Extracted records –
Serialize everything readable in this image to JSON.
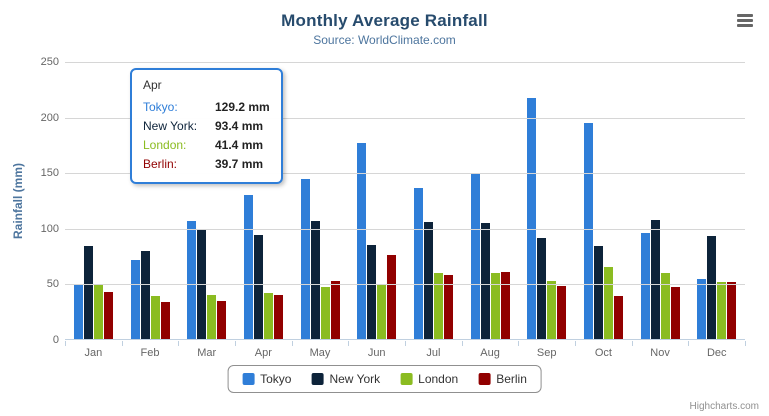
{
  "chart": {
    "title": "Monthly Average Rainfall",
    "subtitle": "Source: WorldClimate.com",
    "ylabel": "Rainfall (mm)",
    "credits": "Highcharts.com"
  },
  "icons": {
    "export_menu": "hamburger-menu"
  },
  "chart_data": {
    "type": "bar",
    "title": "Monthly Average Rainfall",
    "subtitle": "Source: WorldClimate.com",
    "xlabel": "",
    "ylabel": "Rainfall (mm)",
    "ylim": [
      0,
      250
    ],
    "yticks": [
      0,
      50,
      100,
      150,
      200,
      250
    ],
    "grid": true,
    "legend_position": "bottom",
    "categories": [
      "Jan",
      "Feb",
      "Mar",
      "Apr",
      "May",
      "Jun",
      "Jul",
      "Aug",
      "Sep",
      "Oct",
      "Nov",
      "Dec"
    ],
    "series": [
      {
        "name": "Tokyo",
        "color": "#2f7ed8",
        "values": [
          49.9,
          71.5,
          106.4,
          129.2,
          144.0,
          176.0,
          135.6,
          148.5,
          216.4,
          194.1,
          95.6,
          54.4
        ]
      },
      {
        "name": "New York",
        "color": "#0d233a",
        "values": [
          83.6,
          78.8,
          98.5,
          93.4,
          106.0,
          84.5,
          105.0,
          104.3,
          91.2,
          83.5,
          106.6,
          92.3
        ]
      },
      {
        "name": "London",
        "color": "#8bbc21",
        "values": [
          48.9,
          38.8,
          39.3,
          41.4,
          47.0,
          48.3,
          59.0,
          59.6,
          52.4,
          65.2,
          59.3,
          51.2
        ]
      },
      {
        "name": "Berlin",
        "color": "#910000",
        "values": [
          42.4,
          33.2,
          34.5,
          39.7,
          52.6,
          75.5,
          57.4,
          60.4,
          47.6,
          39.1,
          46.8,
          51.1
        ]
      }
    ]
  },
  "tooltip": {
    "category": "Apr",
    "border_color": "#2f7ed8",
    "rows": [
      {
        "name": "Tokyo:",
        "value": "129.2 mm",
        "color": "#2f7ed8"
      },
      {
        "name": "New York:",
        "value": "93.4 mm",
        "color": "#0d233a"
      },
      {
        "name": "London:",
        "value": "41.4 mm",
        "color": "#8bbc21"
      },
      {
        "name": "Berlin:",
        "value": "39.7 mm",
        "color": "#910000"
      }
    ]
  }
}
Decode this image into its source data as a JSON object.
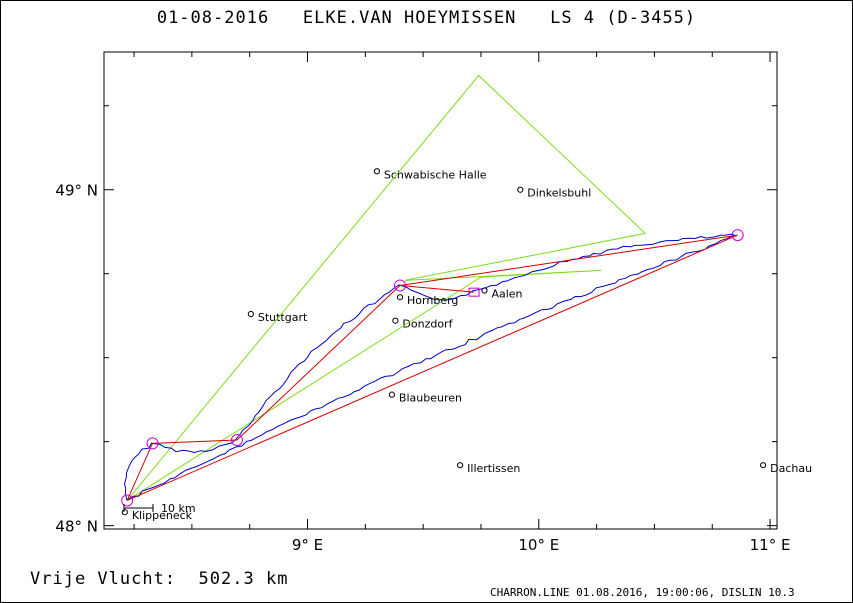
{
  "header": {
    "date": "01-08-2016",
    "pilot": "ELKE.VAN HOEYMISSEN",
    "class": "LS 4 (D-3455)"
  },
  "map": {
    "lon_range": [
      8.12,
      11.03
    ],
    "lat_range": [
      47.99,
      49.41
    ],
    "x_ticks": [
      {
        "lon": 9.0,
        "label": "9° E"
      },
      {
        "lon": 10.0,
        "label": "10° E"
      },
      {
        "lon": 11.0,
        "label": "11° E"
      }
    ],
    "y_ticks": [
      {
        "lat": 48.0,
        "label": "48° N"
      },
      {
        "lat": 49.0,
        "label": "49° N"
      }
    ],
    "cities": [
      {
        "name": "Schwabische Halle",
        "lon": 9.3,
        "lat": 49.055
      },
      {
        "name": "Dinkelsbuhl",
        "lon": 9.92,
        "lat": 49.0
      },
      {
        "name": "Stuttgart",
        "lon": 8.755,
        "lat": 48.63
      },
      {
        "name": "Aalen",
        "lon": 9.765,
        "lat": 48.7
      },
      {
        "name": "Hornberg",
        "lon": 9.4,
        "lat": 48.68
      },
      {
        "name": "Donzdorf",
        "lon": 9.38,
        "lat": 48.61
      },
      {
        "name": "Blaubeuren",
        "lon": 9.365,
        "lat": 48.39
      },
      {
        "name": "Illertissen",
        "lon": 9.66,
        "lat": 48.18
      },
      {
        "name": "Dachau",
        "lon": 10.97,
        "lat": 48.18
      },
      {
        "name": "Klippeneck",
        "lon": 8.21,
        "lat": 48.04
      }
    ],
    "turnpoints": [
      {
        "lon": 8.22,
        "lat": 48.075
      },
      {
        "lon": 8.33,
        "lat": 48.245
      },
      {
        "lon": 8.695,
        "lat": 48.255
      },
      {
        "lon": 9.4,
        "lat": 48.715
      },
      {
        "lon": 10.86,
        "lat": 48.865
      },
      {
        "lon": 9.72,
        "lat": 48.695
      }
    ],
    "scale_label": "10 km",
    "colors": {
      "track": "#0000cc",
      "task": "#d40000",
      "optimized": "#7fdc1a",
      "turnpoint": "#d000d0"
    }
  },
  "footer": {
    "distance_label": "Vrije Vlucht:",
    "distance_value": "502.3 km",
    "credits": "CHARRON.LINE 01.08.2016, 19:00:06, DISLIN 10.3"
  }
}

Task requirements – Where a line of the material above holds the string "JSON", copy that line.

Result of the task –
Serialize everything readable in this image to JSON.
Decode this image into its source data as a JSON object.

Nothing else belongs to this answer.